*Provided entries:*
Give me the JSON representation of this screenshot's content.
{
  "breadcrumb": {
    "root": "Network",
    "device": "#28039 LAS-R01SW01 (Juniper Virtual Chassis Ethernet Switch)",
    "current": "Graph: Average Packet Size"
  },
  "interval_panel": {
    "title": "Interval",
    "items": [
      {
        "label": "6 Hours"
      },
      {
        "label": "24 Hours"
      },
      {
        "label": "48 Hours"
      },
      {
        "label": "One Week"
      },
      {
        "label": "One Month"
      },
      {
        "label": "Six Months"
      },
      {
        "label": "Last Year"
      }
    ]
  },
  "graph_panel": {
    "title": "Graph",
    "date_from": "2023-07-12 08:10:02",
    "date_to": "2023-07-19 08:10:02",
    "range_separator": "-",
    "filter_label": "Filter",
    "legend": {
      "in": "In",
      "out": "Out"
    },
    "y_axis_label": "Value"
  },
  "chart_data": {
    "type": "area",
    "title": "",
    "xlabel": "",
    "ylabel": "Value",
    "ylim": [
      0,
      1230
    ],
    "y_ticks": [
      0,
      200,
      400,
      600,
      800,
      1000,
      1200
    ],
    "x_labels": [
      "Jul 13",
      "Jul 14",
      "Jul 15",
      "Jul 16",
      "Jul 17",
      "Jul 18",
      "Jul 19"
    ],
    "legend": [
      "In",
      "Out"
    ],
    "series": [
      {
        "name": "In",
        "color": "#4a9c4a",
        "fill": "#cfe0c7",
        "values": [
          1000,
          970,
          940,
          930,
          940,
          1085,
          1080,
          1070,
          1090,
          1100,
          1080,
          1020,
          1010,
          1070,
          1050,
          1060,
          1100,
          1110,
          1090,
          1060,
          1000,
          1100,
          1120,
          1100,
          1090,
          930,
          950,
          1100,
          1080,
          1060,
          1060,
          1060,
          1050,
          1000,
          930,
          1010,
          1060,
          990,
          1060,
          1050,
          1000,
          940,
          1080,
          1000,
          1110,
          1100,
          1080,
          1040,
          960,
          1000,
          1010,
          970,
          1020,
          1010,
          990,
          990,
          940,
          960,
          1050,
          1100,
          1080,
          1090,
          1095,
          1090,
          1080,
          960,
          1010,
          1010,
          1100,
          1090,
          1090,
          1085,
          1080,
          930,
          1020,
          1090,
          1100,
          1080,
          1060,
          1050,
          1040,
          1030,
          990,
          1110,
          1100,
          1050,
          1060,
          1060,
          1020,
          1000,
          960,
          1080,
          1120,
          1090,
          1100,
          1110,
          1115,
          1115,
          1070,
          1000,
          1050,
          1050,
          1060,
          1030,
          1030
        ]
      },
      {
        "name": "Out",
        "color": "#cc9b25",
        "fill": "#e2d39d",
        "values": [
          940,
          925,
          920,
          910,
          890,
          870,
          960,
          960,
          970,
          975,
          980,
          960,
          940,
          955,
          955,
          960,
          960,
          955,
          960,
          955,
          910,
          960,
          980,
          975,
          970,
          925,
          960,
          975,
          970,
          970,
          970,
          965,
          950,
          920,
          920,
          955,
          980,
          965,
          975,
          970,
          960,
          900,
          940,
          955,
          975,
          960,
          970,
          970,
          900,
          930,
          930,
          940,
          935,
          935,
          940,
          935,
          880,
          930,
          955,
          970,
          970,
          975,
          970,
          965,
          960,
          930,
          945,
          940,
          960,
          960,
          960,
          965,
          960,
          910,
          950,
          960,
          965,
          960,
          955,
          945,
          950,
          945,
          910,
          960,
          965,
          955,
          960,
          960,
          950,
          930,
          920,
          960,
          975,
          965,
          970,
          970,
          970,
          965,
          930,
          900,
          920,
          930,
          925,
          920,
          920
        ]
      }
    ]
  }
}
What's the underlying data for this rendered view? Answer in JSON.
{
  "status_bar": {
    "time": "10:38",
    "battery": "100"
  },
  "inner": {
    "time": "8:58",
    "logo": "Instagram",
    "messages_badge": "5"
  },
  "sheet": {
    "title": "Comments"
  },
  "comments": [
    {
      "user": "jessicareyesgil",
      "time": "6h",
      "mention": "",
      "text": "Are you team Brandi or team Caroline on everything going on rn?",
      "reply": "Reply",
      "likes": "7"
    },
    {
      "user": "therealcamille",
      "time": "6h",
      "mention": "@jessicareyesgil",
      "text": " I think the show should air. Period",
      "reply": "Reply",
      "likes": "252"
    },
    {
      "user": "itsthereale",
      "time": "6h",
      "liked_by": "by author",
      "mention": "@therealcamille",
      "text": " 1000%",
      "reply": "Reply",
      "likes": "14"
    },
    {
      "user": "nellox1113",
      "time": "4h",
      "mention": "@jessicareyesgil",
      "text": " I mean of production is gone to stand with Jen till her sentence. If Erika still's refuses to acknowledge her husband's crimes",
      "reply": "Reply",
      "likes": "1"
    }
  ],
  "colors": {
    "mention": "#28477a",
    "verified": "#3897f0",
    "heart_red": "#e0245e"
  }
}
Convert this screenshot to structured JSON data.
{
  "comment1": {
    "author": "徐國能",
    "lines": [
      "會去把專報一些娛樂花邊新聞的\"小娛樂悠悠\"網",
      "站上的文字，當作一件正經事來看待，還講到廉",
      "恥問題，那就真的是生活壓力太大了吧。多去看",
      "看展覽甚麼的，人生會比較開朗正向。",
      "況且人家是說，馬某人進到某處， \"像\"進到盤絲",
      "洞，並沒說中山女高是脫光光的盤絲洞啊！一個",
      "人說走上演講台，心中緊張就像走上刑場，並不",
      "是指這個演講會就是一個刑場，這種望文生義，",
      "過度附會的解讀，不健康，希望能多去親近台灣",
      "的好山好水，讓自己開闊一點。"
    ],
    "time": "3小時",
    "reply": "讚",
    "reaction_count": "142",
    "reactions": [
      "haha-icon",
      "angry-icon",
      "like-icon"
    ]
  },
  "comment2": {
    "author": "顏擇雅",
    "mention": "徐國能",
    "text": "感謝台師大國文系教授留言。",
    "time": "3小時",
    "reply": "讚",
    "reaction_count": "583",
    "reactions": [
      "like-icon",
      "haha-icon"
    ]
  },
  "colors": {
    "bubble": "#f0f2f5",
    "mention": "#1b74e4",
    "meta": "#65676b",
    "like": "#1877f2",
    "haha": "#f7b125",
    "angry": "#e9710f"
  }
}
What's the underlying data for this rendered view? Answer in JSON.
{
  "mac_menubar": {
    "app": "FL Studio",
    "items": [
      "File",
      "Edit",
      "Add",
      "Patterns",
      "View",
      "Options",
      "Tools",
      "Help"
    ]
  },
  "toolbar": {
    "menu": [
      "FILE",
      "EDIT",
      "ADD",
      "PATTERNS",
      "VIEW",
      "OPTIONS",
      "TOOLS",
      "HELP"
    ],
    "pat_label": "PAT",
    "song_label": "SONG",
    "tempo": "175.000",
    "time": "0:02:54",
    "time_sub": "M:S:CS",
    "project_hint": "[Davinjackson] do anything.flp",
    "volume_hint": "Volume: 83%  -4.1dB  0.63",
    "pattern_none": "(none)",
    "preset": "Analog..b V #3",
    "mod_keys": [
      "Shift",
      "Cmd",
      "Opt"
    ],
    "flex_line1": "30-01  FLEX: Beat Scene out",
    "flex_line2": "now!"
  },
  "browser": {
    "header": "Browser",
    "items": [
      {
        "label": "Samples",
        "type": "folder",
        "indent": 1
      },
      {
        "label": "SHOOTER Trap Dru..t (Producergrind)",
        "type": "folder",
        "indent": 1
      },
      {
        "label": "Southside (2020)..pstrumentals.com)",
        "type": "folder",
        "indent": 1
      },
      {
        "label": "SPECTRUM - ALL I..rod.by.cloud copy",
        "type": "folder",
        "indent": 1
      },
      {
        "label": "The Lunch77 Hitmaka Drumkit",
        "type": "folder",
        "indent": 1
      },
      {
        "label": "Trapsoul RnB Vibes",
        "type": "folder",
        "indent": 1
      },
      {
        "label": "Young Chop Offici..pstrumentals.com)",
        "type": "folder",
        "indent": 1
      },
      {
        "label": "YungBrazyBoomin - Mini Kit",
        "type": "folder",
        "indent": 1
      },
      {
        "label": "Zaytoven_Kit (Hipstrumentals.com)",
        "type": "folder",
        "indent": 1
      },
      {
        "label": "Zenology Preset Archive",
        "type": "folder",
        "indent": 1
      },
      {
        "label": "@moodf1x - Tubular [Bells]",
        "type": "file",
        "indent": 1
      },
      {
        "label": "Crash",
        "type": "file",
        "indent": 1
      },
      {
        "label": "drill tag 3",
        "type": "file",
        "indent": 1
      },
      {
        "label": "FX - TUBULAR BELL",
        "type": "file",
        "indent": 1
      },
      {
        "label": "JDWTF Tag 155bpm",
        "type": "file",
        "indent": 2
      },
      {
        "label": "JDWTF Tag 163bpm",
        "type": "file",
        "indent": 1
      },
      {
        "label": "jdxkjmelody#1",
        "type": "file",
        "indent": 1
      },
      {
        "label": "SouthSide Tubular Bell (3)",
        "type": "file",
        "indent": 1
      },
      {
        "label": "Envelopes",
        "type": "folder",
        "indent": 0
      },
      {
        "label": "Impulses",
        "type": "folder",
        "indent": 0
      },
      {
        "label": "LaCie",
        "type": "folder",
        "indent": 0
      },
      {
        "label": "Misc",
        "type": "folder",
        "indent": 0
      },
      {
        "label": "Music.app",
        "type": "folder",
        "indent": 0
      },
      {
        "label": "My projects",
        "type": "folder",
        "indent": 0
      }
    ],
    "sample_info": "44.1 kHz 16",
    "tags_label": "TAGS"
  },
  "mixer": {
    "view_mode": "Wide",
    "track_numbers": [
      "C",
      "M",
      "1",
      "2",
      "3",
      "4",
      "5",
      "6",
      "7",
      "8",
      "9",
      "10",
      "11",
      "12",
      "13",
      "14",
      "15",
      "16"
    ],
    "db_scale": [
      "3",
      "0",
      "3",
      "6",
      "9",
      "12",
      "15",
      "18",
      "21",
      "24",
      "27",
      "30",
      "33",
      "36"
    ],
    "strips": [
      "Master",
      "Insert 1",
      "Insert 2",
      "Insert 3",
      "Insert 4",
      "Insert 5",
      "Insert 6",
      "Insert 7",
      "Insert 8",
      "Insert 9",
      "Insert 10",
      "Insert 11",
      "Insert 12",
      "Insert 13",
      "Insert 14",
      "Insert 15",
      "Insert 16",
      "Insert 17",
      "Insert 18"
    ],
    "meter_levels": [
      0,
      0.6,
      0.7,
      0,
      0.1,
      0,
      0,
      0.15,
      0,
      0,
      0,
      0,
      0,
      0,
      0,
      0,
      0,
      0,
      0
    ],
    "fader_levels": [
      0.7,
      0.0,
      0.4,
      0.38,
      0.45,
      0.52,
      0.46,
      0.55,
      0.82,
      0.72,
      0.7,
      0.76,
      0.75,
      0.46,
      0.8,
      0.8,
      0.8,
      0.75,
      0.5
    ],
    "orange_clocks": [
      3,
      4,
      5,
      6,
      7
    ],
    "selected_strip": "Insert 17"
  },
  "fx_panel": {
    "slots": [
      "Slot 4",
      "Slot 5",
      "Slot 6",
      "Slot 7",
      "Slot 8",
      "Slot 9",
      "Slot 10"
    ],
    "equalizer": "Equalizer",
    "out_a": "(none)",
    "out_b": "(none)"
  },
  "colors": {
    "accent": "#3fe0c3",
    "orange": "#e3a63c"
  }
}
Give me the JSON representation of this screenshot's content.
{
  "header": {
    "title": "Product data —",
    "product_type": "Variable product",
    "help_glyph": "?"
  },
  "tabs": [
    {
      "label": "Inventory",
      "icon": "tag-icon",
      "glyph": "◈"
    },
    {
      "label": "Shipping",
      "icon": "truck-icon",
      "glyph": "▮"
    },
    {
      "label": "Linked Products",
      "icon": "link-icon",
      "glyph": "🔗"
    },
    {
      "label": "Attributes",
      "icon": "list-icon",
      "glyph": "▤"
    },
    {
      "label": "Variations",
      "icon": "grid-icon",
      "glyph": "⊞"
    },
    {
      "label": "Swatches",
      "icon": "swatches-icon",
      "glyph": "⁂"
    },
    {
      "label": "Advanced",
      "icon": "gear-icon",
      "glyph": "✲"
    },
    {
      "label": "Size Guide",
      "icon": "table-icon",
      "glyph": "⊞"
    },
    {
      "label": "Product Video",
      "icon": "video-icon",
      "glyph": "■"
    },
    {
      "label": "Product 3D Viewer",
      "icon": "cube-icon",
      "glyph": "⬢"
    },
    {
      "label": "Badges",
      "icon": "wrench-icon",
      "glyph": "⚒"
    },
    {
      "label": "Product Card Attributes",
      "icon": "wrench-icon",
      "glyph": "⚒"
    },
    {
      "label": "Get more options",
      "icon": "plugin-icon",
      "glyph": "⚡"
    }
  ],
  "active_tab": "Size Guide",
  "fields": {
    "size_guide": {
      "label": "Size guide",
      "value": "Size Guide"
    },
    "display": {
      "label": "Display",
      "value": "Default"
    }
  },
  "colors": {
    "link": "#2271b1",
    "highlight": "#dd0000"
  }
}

*Requirement:*
State how many lines above contain the string "therealcamille", with no other words.

*The result:*
2